## What needs to be done
Only lines holding the word "Hedgecock" should be copied from the material.

Material for this task Start Marker

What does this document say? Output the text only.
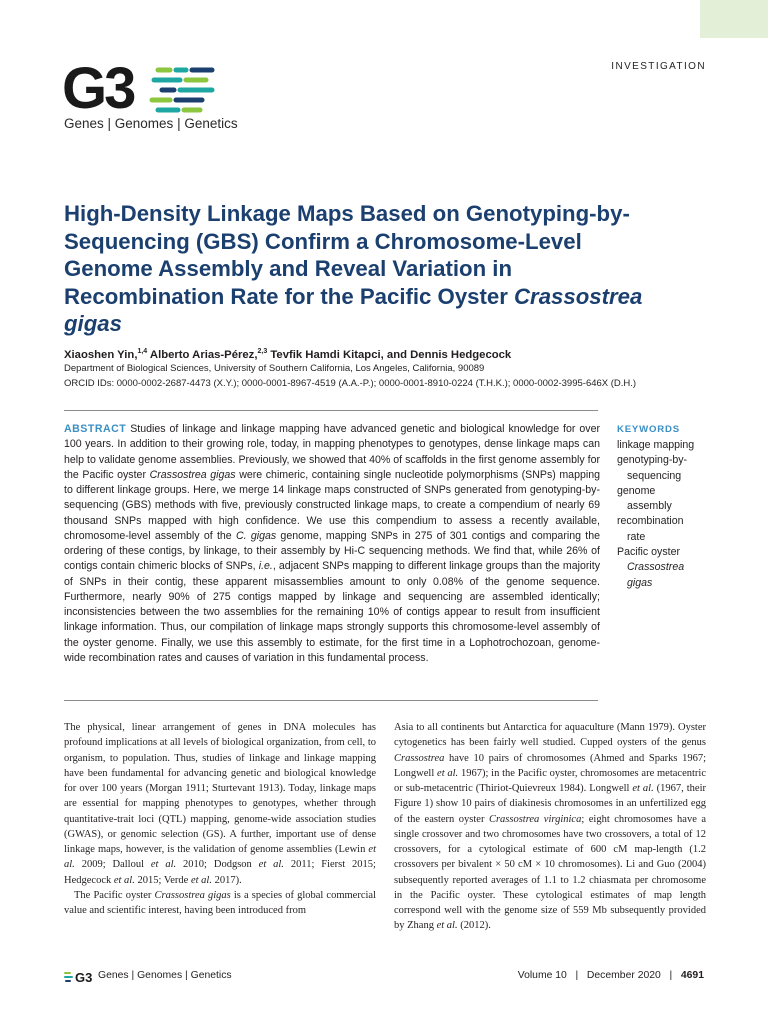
G3
Genes | Genomes | Genetics
INVESTIGATION
High-Density Linkage Maps Based on Genotyping-by-Sequencing (GBS) Confirm a Chromosome-Level Genome Assembly and Reveal Variation in Recombination Rate for the Pacific Oyster Crassostrea gigas
Xiaoshen Yin,$^{1,4}$ Alberto Arias-Pérez,$^{2,3}$ Tevfik Hamdi Kitapci, and Dennis Hedgecock
Department of Biological Sciences, University of Southern California, Los Angeles, California, 90089
ORCID IDs: 0000-0002-2687-4473 (X.Y.); 0000-0001-8967-4519 (A.A.-P.); 0000-0001-8910-0224 (T.H.K.); 0000-0002-3995-646X (D.H.)
ABSTRACT Studies of linkage and linkage mapping have advanced genetic and biological knowledge for over 100 years. In addition to their growing role, today, in mapping phenotypes to genotypes, dense linkage maps can help to validate genome assemblies. Previously, we showed that 40% of scaffolds in the first genome assembly for the Pacific oyster Crassostrea gigas were chimeric, containing single nucleotide polymorphisms (SNPs) mapping to different linkage groups. Here, we merge 14 linkage maps constructed of SNPs generated from genotyping-by-sequencing (GBS) methods with five, previously constructed linkage maps, to create a compendium of nearly 69 thousand SNPs mapped with high confidence. We use this compendium to assess a recently available, chromosome-level assembly of the C. gigas genome, mapping SNPs in 275 of 301 contigs and comparing the ordering of these contigs, by linkage, to their assembly by Hi-C sequencing methods. We find that, while 26% of contigs contain chimeric blocks of SNPs, i.e., adjacent SNPs mapping to different linkage groups than the majority of SNPs in their contig, these apparent misassemblies amount to only 0.08% of the genome sequence. Furthermore, nearly 90% of 275 contigs mapped by linkage and sequencing are assembled identically; inconsistencies between the two assemblies for the remaining 10% of contigs appear to result from insufficient linkage information. Thus, our compilation of linkage maps strongly supports this chromosome-level assembly of the oyster genome. Finally, we use this assembly to estimate, for the first time in a Lophotrochozoan, genome-wide recombination rates and causes of variation in this fundamental process.
KEYWORDS
linkage mapping
genotyping-by-
sequencing
genome
assembly
recombination
rate
Pacific oyster
Crassostrea
gigas

The physical, linear arrangement of genes in DNA molecules has profound implications at all levels of biological organization, from cell, to organism, to population. Thus, studies of linkage and linkage mapping have been fundamental for advancing genetic and biological knowledge for over 100 years (Morgan 1911; Sturtevant 1913). Today, linkage maps are essential for mapping phenotypes to genotypes, whether through quantitative-trait loci (QTL) mapping, genome-wide association studies (GWAS), or genomic selection (GS). A further, important use of dense linkage maps, however, is the validation of genome assemblies (Lewin et al. 2009; Dalloul et al. 2010; Dodgson et al. 2011; Fierst 2015; Hedgecock et al. 2015; Verde et al. 2017).

The Pacific oyster Crassostrea gigas is a species of global commercial value and scientific interest, having been introduced from

Asia to all continents but Antarctica for aquaculture (Mann 1979). Oyster cytogenetics has been fairly well studied. Cupped oysters of the genus Crassostrea have 10 pairs of chromosomes (Ahmed and Sparks 1967; Longwell et al. 1967); in the Pacific oyster, chromosomes are metacentric or sub-metacentric (Thiriot-Quievreux 1984). Longwell et al. (1967, their Figure 1) show 10 pairs of diakinesis chromosomes in an unfertilized egg of the eastern oyster Crassostrea virginica; eight chromosomes have a single crossover and two chromosomes have two crossovers, a total of 12 crossovers, for a cytological estimate of 600 cM map-length (1.2 crossovers per bivalent × 50 cM × 10 chromosomes). Li and Guo (2004) subsequently reported averages of 1.1 to 1.2 chiasmata per chromosome in the Pacific oyster. These cytological estimates of map length correspond well with the genome size of 559 Mb subsequently provided by Zhang et al. (2012).

G3 Genes | Genomes | Genetics	Volume 10 | December 2020 | 4691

Material for this task End Marker

## Response area
Xiaoshen Yin,$^{1,4}$ Alberto Arias-Pérez,$^{2,3}$ Tevfik Hamdi Kitapci, and Dennis Hedgecock
The physical, linear arrangement of genes in DNA molecules has profound implications at all levels of biological organization, from cell, to organism, to population. Thus, studies of linkage and linkage mapping have been fundamental for advancing genetic and biological knowledge for over 100 years (Morgan 1911; Sturtevant 1913). Today, linkage maps are essential for mapping phenotypes to genotypes, whether through quantitative-trait loci (QTL) mapping, genome-wide association studies (GWAS), or genomic selection (GS). A further, important use of dense linkage maps, however, is the validation of genome assemblies (Lewin et al. 2009; Dalloul et al. 2010; Dodgson et al. 2011; Fierst 2015; Hedgecock et al. 2015; Verde et al. 2017).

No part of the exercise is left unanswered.